> _Short task_
Write out verbatim the lines of the records from the line containing "layout-shop-button: SHOP NOW" through the line containing "mobile-icon[interactable] [201, 5, 206, 13]", including both of those lines.
== Entries ==
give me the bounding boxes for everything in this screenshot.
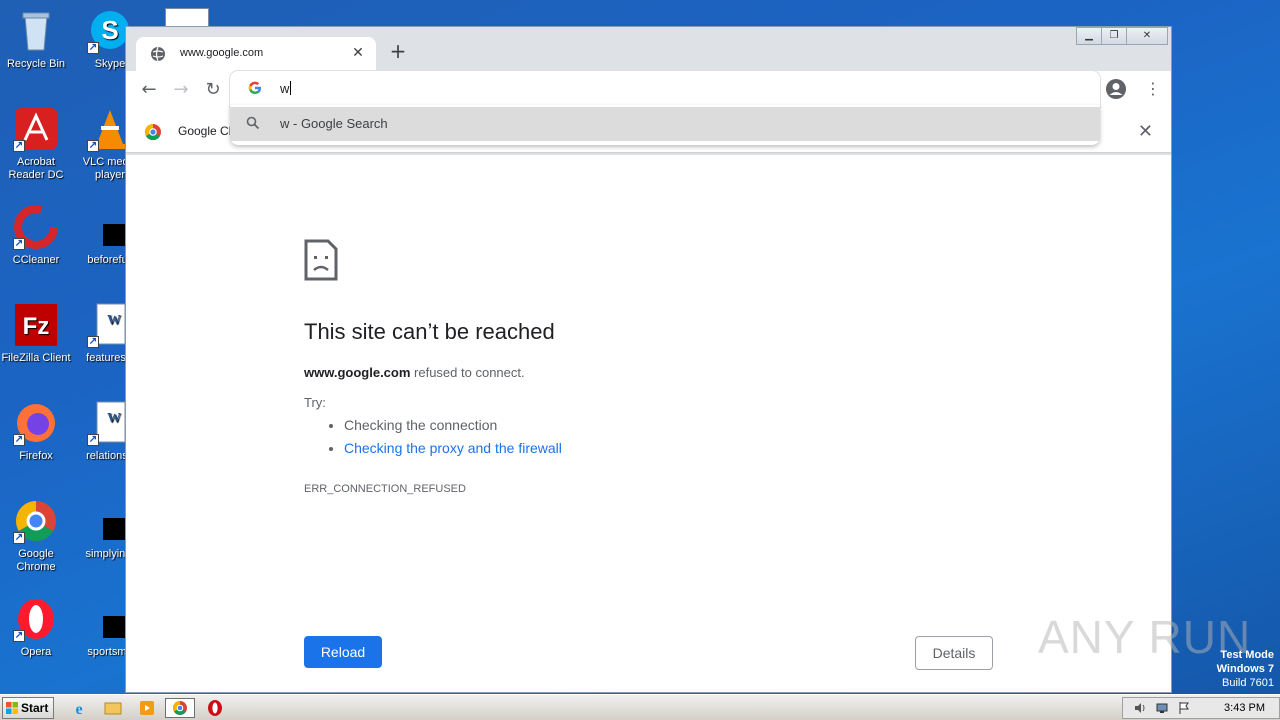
volume-icon[interactable] bbox=[1133, 701, 1147, 715]
desktop-icon-label: CCleaner bbox=[12, 254, 60, 266]
desktop-icon-filezilla[interactable]: Fz FileZilla Client bbox=[0, 302, 74, 365]
reload-icon[interactable]: ↻ bbox=[200, 77, 226, 103]
start-button[interactable]: Start bbox=[2, 697, 54, 719]
desktop-icon-label: Acrobat Reader DC bbox=[8, 156, 64, 181]
address-bar[interactable]: w bbox=[230, 71, 1100, 107]
tab-title: www.google.com bbox=[180, 47, 264, 59]
chrome-small-icon bbox=[144, 123, 161, 141]
new-tab-button[interactable]: + bbox=[388, 41, 408, 61]
minimize-button[interactable]: ▁ bbox=[1076, 27, 1102, 45]
error-message: www.google.com refused to connect. bbox=[304, 365, 525, 380]
desktop-icon-chrome[interactable]: ↗ Google Chrome bbox=[0, 498, 74, 574]
toolbar: ← → ↻ w w - Google Search ⋮ bbox=[126, 71, 1171, 145]
restore-button[interactable]: ❐ bbox=[1101, 27, 1127, 45]
error-host: www.google.com bbox=[304, 365, 411, 380]
suggestion-item: Checking the connection bbox=[344, 417, 562, 433]
desktop-icon-acrobat[interactable]: ↗ Acrobat Reader DC bbox=[0, 106, 74, 182]
desktop-icon-label: Google Chrome bbox=[16, 548, 56, 573]
details-button[interactable]: Details bbox=[915, 636, 993, 670]
svg-text:W: W bbox=[107, 411, 121, 426]
omnibox-suggestions: w - Google Search bbox=[230, 105, 1100, 145]
firefox-icon: ↗ bbox=[13, 400, 59, 446]
tab-strip: www.google.com ✕ + ▁ ❐ ✕ bbox=[126, 27, 1171, 71]
suggestion-row[interactable]: w - Google Search bbox=[230, 107, 1100, 141]
ie-icon[interactable]: e bbox=[68, 698, 90, 718]
chrome-window: www.google.com ✕ + ▁ ❐ ✕ ← → ↻ w w - Goo… bbox=[125, 26, 1172, 693]
error-code: ERR_CONNECTION_REFUSED bbox=[304, 483, 466, 495]
close-window-button[interactable]: ✕ bbox=[1126, 27, 1168, 45]
action-center-flag-icon[interactable] bbox=[1177, 701, 1191, 715]
forward-button[interactable]: → bbox=[168, 77, 194, 103]
tab-close-icon[interactable]: ✕ bbox=[350, 45, 366, 61]
suggestion-text: w - Google Search bbox=[280, 116, 388, 131]
explorer-folder-icon[interactable] bbox=[102, 698, 124, 718]
svg-text:Fz: Fz bbox=[23, 313, 50, 340]
clock[interactable]: 3:43 PM bbox=[1224, 702, 1265, 714]
infobar-close-icon[interactable]: ✕ bbox=[1138, 121, 1153, 142]
google-g-icon bbox=[248, 81, 261, 94]
chrome-icon: ↗ bbox=[13, 498, 59, 544]
taskbar-chrome-button[interactable] bbox=[165, 698, 195, 718]
try-label: Try: bbox=[304, 395, 326, 410]
recycle-bin-icon bbox=[13, 8, 59, 54]
desktop-icon-firefox[interactable]: ↗ Firefox bbox=[0, 400, 74, 463]
sad-page-icon bbox=[304, 239, 338, 281]
desktop-icon-ccleaner[interactable]: ↗ CCleaner bbox=[0, 204, 74, 267]
desktop-icon-label: Opera bbox=[20, 646, 52, 658]
desktop-icon-opera[interactable]: ↗ Opera bbox=[0, 596, 74, 659]
suggestion-link[interactable]: Checking the proxy and the firewall bbox=[344, 440, 562, 456]
globe-icon bbox=[151, 46, 165, 62]
svg-text:W: W bbox=[107, 313, 121, 328]
error-suggestions: Checking the connection Checking the pro… bbox=[344, 417, 562, 463]
acrobat-icon: ↗ bbox=[13, 106, 59, 152]
reload-button[interactable]: Reload bbox=[304, 636, 382, 668]
text-caret bbox=[290, 81, 292, 95]
desktop-icon-doc-partial[interactable] bbox=[165, 8, 209, 28]
desktop-icon-label: Recycle Bin bbox=[6, 58, 66, 70]
desktop-icon-recycle-bin[interactable]: Recycle Bin bbox=[0, 8, 74, 71]
svg-text:S: S bbox=[101, 15, 118, 45]
windows-test-mode-notice: Test Mode Windows 7 Build 7601 bbox=[1216, 649, 1274, 689]
address-input[interactable]: w bbox=[280, 81, 292, 96]
taskbar: Start e 3:43 PM bbox=[0, 694, 1280, 720]
tab-google[interactable]: www.google.com ✕ bbox=[136, 37, 376, 71]
infobar-text: Google Cl bbox=[178, 124, 232, 138]
opera-taskbar-icon[interactable] bbox=[204, 698, 226, 718]
error-title: This site can’t be reached bbox=[304, 319, 555, 344]
back-button[interactable]: ← bbox=[136, 77, 162, 103]
network-icon[interactable] bbox=[1155, 701, 1169, 715]
error-message-text: refused to connect. bbox=[410, 365, 525, 380]
filezilla-icon: Fz bbox=[13, 302, 59, 348]
profile-avatar-icon[interactable] bbox=[1105, 78, 1127, 100]
system-tray: 3:43 PM bbox=[1122, 697, 1280, 719]
desktop-icon-label: FileZilla Client bbox=[1, 352, 71, 364]
windows-logo-icon bbox=[6, 702, 18, 714]
chrome-icon bbox=[173, 701, 187, 715]
search-icon bbox=[246, 116, 260, 130]
menu-kebab-icon[interactable]: ⋮ bbox=[1145, 78, 1161, 100]
svg-text:e: e bbox=[75, 701, 82, 718]
desktop-icon-label: Firefox bbox=[19, 450, 53, 462]
opera-icon: ↗ bbox=[13, 596, 59, 642]
media-player-icon[interactable] bbox=[136, 698, 158, 718]
ccleaner-icon: ↗ bbox=[13, 204, 59, 250]
error-page: This site can’t be reached www.google.co… bbox=[126, 155, 1171, 692]
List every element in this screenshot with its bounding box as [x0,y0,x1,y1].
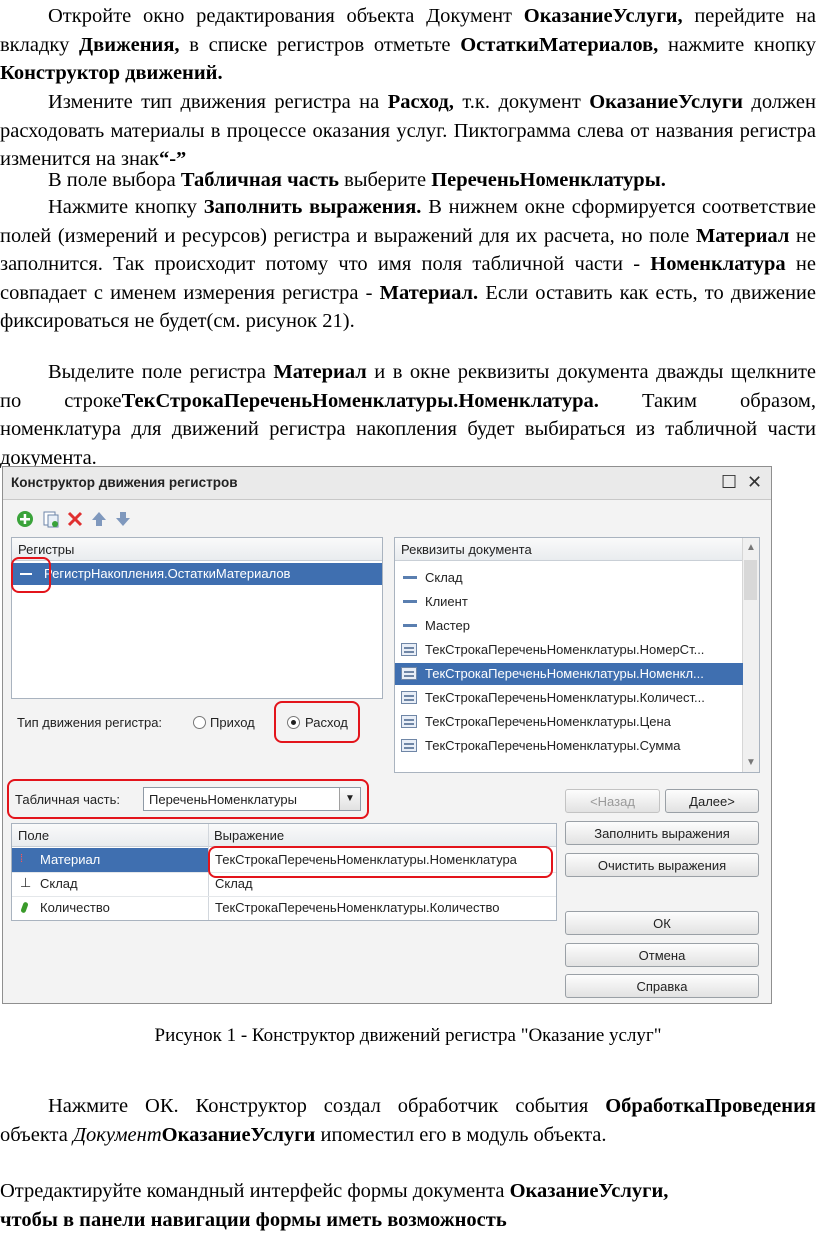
highlight-expense [274,701,360,743]
move-up-icon[interactable] [89,509,109,529]
radio-income[interactable] [193,716,206,729]
ok-button[interactable]: ОК [565,911,759,935]
paragraph-fill-expressions: Нажмите кнопку Заполнить выражения. В ни… [0,196,816,333]
grid-col-expr: Выражение [214,828,285,843]
highlight-table-part [7,779,369,819]
clear-expressions-button[interactable]: Очистить выражения [565,853,759,877]
requisite-row[interactable]: ТекСтрокаПереченьНоменклатуры.Количест..… [395,687,743,709]
paragraph-change-type: Измените тип движения регистра на Расход… [0,91,816,171]
table-icon [401,715,417,728]
registers-header: Регистры [12,538,382,561]
paragraph-open-editor: Откройте окно редактирования объекта Док… [0,5,816,85]
dimension-icon: ⁞ [20,853,24,865]
scroll-up-icon[interactable]: ▲ [746,542,756,553]
requisite-row-selected[interactable]: ТекСтрокаПереченьНоменклатуры.Номенкл... [395,663,743,685]
registers-list[interactable]: Регистры РегистрНакопления.ОстаткиМатери… [11,537,383,699]
next-button[interactable]: Далее> [665,789,759,813]
paragraph-table-part: В поле выбора Табличная часть выберите П… [48,169,666,191]
help-button[interactable]: Справка [565,974,759,998]
table-icon [401,643,417,656]
dialog-title-bar: Конструктор движения регистров ☐ ✕ [3,467,771,500]
copy-icon[interactable] [41,509,61,529]
movement-type-label: Тип движения регистра: [17,715,163,730]
attribute-icon [403,576,417,579]
table-icon [401,739,417,752]
attribute-icon [403,624,417,627]
paragraph-press-ok: Нажмите ОК. Конструктор создал обработчи… [0,1095,816,1146]
paragraph-edit-interface: Отредактируйте командный интерфейс формы… [0,1180,669,1231]
attribute-icon [403,600,417,603]
table-icon [401,691,417,704]
back-button[interactable]: <Назад [565,789,660,813]
dialog-title: Конструктор движения регистров [11,475,238,490]
requisite-row[interactable]: ТекСтрокаПереченьНоменклатуры.НомерСт... [395,639,743,661]
requisite-row[interactable]: Клиент [395,591,759,613]
radio-income-label: Приход [210,715,255,730]
requisites-header: Реквизиты документа [395,538,759,561]
grid-col-field: Поле [18,828,50,843]
requisite-row[interactable]: Мастер [395,615,759,637]
requisite-row[interactable]: ТекСтрокаПереченьНоменклатуры.Сумма [395,735,743,757]
close-icon[interactable]: ✕ [747,473,762,491]
move-down-icon[interactable] [113,509,133,529]
highlight-minus-icon [11,557,51,593]
figure-caption: Рисунок 1 - Конструктор движений регистр… [154,1025,662,1046]
document-requisites-list[interactable]: Реквизиты документа ▲ ▼ Склад Клиент Мас… [394,537,760,773]
grid-row-selected-field[interactable]: ⁞ Материал [12,848,208,872]
table-icon [401,667,417,680]
scroll-down-icon[interactable]: ▼ [746,757,756,768]
add-icon[interactable] [15,509,35,529]
register-item[interactable]: РегистрНакопления.ОстаткиМатериалов [12,563,382,585]
delete-icon[interactable] [65,509,85,529]
grid-header: Поле Выражение [12,824,556,847]
maximize-icon[interactable]: ☐ [721,473,737,491]
dimension-icon: ⊥ [20,875,32,890]
fill-expressions-button[interactable]: Заполнить выражения [565,821,759,845]
table-row[interactable]: Количество ТекСтрокаПереченьНоменклатуры… [12,897,556,919]
requisite-row[interactable]: Склад [395,567,759,589]
paragraph-select-field: Выделите поле регистра Материал и в окне… [0,361,816,469]
register-movement-constructor-dialog: Конструктор движения регистров ☐ ✕ Регис… [2,466,772,1004]
resource-icon [20,901,29,914]
highlight-expression [208,846,553,878]
cancel-button[interactable]: Отмена [565,943,759,967]
requisite-row[interactable]: ТекСтрокаПереченьНоменклатуры.Цена [395,711,743,733]
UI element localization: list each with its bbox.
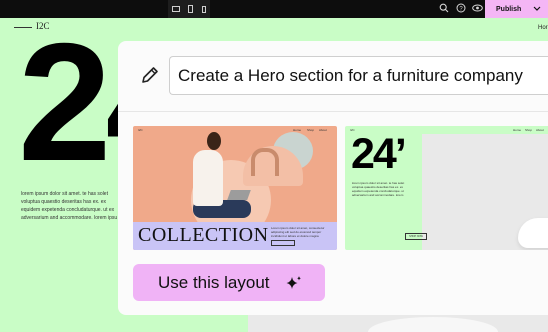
layout-shop-button: SHOP NOW [405, 233, 427, 240]
publish-button[interactable]: Publish [485, 0, 548, 18]
site-nav-link[interactable]: Hor [538, 25, 548, 31]
layout-body-line: incididunt ut labore et dolore magna [271, 234, 319, 238]
laptop-shape [227, 190, 251, 200]
help-icon[interactable]: ? [455, 3, 466, 14]
layout-nav-link: About [319, 128, 327, 132]
use-this-layout-label: Use this layout [158, 273, 270, 292]
layout-caption-band: COLLECTION Lorem ipsum dolor sit amet, c… [133, 222, 337, 250]
chair-shape [518, 218, 548, 248]
layout-heading: 24’ [351, 130, 407, 178]
arch-shape [251, 148, 279, 176]
layout-option-24[interactable]: I2C Home Shop About 24’ lorem ipsum dolo… [345, 126, 548, 250]
layout-option-collection[interactable]: I2C Home Shop About COLLECTION Lorem ips… [133, 126, 337, 250]
hero-text-line: equidem expetenda concludaturque. ut ex [21, 207, 115, 213]
hero-text-line: adversarium and accommodare. lorem ipsu [21, 215, 118, 221]
chevron-down-icon[interactable] [533, 2, 541, 16]
layout-shop-button [271, 240, 295, 246]
layout-nav-link: Home [513, 128, 522, 132]
layout-nav-link: About [536, 128, 544, 132]
layout-nav-link: Shop [525, 128, 533, 132]
layout-nav-logo: I2C [138, 128, 143, 132]
prompt-input[interactable]: Create a Hero section for a furniture co… [169, 56, 548, 95]
sparkle-icon [286, 276, 301, 289]
search-icon[interactable] [438, 3, 449, 14]
layout-nav-link: Shop [307, 128, 315, 132]
divider [118, 111, 548, 112]
hero-text-line: voluptua quaestio deseritas has ex. ex [21, 199, 107, 205]
preview-eye-icon[interactable] [472, 3, 483, 14]
layout-nav: I2C Home Shop About [133, 126, 337, 133]
layout-heading: COLLECTION [138, 224, 269, 246]
mobile-icon[interactable] [201, 5, 206, 13]
use-this-layout-button[interactable]: Use this layout [133, 264, 325, 301]
hero-image-strip [248, 315, 548, 332]
layout-photo [422, 134, 548, 250]
person-head [207, 132, 221, 150]
hero-text-line: lorem ipsum dolor sit amet. te has solet [21, 191, 108, 197]
layout-body-line: adversarium and accommodare. lorem [352, 193, 404, 197]
pencil-icon [142, 67, 158, 83]
publish-label: Publish [496, 5, 522, 13]
prompt-text: Create a Hero section for a furniture co… [178, 66, 523, 85]
person-body [193, 150, 223, 206]
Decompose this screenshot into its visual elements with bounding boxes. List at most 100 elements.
===
> _Output of the exercise_
layout-shop-button: SHOP NOW [405, 233, 427, 240]
publish-button[interactable]: Publish [485, 0, 548, 18]
site-nav-link[interactable]: Hor [538, 25, 548, 31]
layout-body-line: incididunt ut labore et dolore magna [271, 234, 319, 238]
laptop-shape [227, 190, 251, 200]
help-icon[interactable]: ? [455, 3, 466, 14]
layout-nav-link: About [319, 128, 327, 132]
use-this-layout-label: Use this layout [158, 273, 270, 292]
layout-caption-band: COLLECTION Lorem ipsum dolor sit amet, c… [133, 222, 337, 250]
chair-shape [518, 218, 548, 248]
layout-heading: 24’ [351, 130, 407, 178]
arch-shape [251, 148, 279, 176]
layout-option-24[interactable]: I2C Home Shop About 24’ lorem ipsum dolo… [345, 126, 548, 250]
layout-option-collection[interactable]: I2C Home Shop About COLLECTION Lorem ips… [133, 126, 337, 250]
hero-text-line: equidem expetenda concludaturque. ut ex [21, 207, 115, 213]
hero-text-line: adversarium and accommodare. lorem ipsu [21, 215, 118, 221]
chevron-down-icon[interactable] [533, 2, 541, 16]
layout-shop-button [271, 240, 295, 246]
layout-nav-link: Home [513, 128, 522, 132]
layout-nav-link: About [536, 128, 544, 132]
layout-nav-link: Shop [525, 128, 533, 132]
layout-nav-logo: I2C [138, 128, 143, 132]
prompt-input[interactable]: Create a Hero section for a furniture co… [169, 56, 548, 95]
sparkle-icon [286, 276, 301, 289]
search-icon[interactable] [438, 3, 449, 14]
layout-nav-link: Shop [307, 128, 315, 132]
divider [118, 111, 548, 112]
hero-text-line: voluptua quaestio deseritas has ex. ex [21, 199, 107, 205]
preview-eye-icon[interactable] [472, 3, 483, 14]
layout-nav: I2C Home Shop About [133, 126, 337, 133]
layout-heading: COLLECTION [138, 224, 269, 246]
mobile-icon[interactable] [201, 5, 206, 13]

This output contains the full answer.